→ Stored records:
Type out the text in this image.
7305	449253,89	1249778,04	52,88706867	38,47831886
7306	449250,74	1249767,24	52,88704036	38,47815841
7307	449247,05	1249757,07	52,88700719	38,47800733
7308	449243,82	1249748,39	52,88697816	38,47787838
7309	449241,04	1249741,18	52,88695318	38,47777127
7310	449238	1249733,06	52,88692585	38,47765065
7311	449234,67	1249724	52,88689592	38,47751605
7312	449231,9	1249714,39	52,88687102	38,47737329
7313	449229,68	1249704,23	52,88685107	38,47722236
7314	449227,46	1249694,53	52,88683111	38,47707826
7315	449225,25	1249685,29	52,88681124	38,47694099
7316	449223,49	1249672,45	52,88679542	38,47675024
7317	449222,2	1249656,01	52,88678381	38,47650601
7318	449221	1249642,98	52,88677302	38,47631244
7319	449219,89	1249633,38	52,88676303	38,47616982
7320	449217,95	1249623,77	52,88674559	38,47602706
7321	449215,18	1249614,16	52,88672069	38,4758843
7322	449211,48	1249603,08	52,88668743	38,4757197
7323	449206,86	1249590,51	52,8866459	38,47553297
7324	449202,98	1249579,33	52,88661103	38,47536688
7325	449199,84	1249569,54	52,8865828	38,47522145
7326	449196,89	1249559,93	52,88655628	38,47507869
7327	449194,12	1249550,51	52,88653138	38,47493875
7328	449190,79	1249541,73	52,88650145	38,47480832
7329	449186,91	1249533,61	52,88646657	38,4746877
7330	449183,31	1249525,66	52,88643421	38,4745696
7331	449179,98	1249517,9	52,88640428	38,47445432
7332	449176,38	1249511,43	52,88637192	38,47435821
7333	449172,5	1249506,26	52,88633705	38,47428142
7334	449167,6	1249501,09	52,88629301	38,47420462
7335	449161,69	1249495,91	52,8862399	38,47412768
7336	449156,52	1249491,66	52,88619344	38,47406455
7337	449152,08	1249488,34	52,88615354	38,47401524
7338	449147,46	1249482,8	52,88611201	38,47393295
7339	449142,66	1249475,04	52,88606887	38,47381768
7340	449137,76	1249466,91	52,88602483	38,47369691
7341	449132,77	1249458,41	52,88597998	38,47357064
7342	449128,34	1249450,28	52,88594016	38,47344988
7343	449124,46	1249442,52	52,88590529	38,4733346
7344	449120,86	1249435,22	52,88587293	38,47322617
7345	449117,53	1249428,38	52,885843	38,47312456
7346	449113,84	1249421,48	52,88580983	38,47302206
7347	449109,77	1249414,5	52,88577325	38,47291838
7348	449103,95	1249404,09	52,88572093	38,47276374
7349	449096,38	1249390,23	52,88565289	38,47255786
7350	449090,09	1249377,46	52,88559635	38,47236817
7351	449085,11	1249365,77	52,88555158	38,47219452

→ Challenge:
All of the material above needs to be copied exactly.

→ Exercise response:
Type out the text in this image.
7305	449253,89	1249778,04	52,88706867	38,47831886
7306	449250,74	1249767,24	52,88704036	38,47815841
7307	449247,05	1249757,07	52,88700719	38,47800733
7308	449243,82	1249748,39	52,88697816	38,47787838
7309	449241,04	1249741,18	52,88695318	38,47777127
7310	449238	1249733,06	52,88692585	38,47765065
7311	449234,67	1249724	52,88689592	38,47751605
7312	449231,9	1249714,39	52,88687102	38,47737329
7313	449229,68	1249704,23	52,88685107	38,47722236
7314	449227,46	1249694,53	52,88683111	38,47707826
7315	449225,25	1249685,29	52,88681124	38,47694099
7316	449223,49	1249672,45	52,88679542	38,47675024
7317	449222,2	1249656,01	52,88678381	38,47650601
7318	449221	1249642,98	52,88677302	38,47631244
7319	449219,89	1249633,38	52,88676303	38,47616982
7320	449217,95	1249623,77	52,88674559	38,47602706
7321	449215,18	1249614,16	52,88672069	38,4758843
7322	449211,48	1249603,08	52,88668743	38,4757197
7323	449206,86	1249590,51	52,8866459	38,47553297
7324	449202,98	1249579,33	52,88661103	38,47536688
7325	449199,84	1249569,54	52,8865828	38,47522145
7326	449196,89	1249559,93	52,88655628	38,47507869
7327	449194,12	1249550,51	52,88653138	38,47493875
7328	449190,79	1249541,73	52,88650145	38,47480832
7329	449186,91	1249533,61	52,88646657	38,4746877
7330	449183,31	1249525,66	52,88643421	38,4745696
7331	449179,98	1249517,9	52,88640428	38,47445432
7332	449176,38	1249511,43	52,88637192	38,47435821
7333	449172,5	1249506,26	52,88633705	38,47428142
7334	449167,6	1249501,09	52,88629301	38,47420462
7335	449161,69	1249495,91	52,8862399	38,47412768
7336	449156,52	1249491,66	52,88619344	38,47406455
7337	449152,08	1249488,34	52,88615354	38,47401524
7338	449147,46	1249482,8	52,88611201	38,47393295
7339	449142,66	1249475,04	52,88606887	38,47381768
7340	449137,76	1249466,91	52,88602483	38,47369691
7341	449132,77	1249458,41	52,88597998	38,47357064
7342	449128,34	1249450,28	52,88594016	38,47344988
7343	449124,46	1249442,52	52,88590529	38,4733346
7344	449120,86	1249435,22	52,88587293	38,47322617
7345	449117,53	1249428,38	52,885843	38,47312456
7346	449113,84	1249421,48	52,88580983	38,47302206
7347	449109,77	1249414,5	52,88577325	38,47291838
7348	449103,95	1249404,09	52,88572093	38,47276374
7349	449096,38	1249390,23	52,88565289	38,47255786
7350	449090,09	1249377,46	52,88559635	38,47236817
7351	449085,11	1249365,77	52,88555158	38,47219452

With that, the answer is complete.